━━ 抜粋

恋愛に発展する前のドキドキ感ってたぶん男女でそんなに違いはなくて、俺がイメージする中学生のドキドキに、女性のほうがちょっと大人というギャップだけ要素として足した感じ。あとは、「男子は“にきび”なんて気にしないのに、自分だけ意識しちゃってバカみたい」という男女の違いを書けたことで、リアルな対比になったと思います。

——タイトルの『らぶこめみ』はどんな意図でつけたのでしょうか。

eijun: 「わかりみが深い」とか言うじゃないですか。そういう感じで「らぶこめみが深い」みたいな。実は最初は『Stand by me』みたいなタイトルでやってて、でもこれだとガチ感が出る。もちろん曲はガチで作ってるんですけど、タイトルに「これラブコメです」と入れておくことで、たとえば俺みたいに「こんなキラキラした曲を自分が聴いて大丈夫かな?」と思う層にも、とっかかりやすくしたかったんです。「み」をつけたことでもっと曖昧になって、間口が広がったかなと。

『あいしてぬ』がひらがな5文字だったので、連続させたいという気持ちもありました。3曲目でさっそく変わるんですけど(笑)。

━━━━
━━ 出典の抜粋

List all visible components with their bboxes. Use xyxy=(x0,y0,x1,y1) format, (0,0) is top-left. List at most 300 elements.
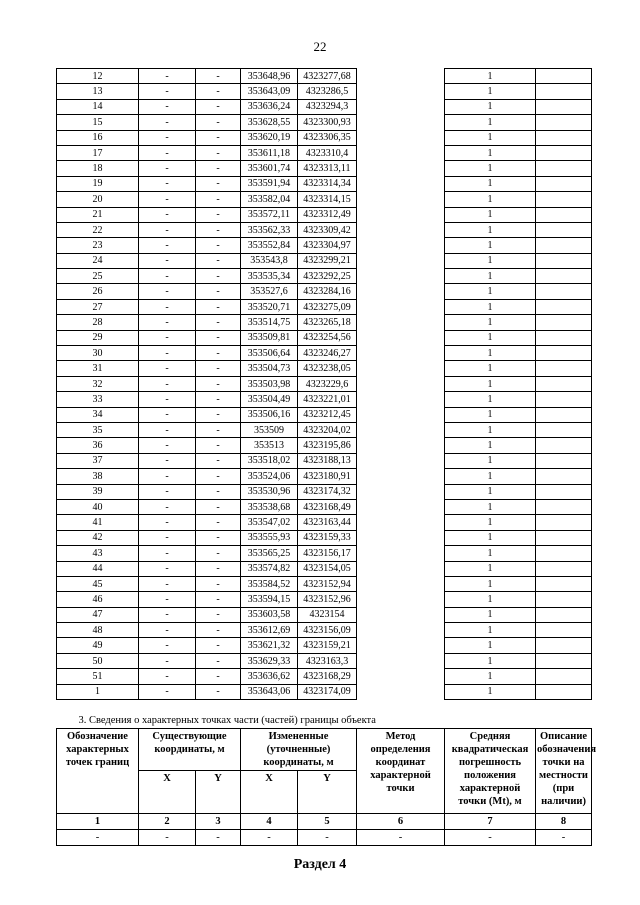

━━━━

■ 必須の課題:
• A. 次の(i)〜(iii)がインタビューの抜粋の内容と合っているか、それぞれ「はい」か「いいえ」で答えてください。判断の根拠となる本文の語句もそのまま引用してください。
(i) 『らぶこめみ』の最初のタイトル案は、『Stand by me』のようなものだった。
(ii) 『あいしてぬ』はカタカナ5文字のタイトルだった。
(iii) 「み」をつけたことで、間口が狭まったと考えている。
• B. 抜粋の一部を書き写してください。「恋愛に発展する前のドキドキ感」という語句を含むところから始め、「ルな対比になったと思います。」のところで終えてください。
解答には本文だけを使ってください。

■ 課題ごとの解答:
• A.
(i) はい。「実は最初は『Stand by me』みたいなタイトルでやってて」
(ii) いいえ。「『あいしてぬ』がひらがな5文字だったので」
(iii) いいえ。「間口が広がったかなと」

• B.
恋愛に発展する前のドキドキ感ってたぶん男女でそんなに違いはなくて、俺がイメージする中学生のドキドキに、女性のほうがちょっと大人というギャップだけ要素として足した感じ。あとは、「男子は“にきび”なんて気にしないのに、自分だけ意識しちゃってバカみたい」という男女の違いを書けたことで、リアルな対比になったと思います。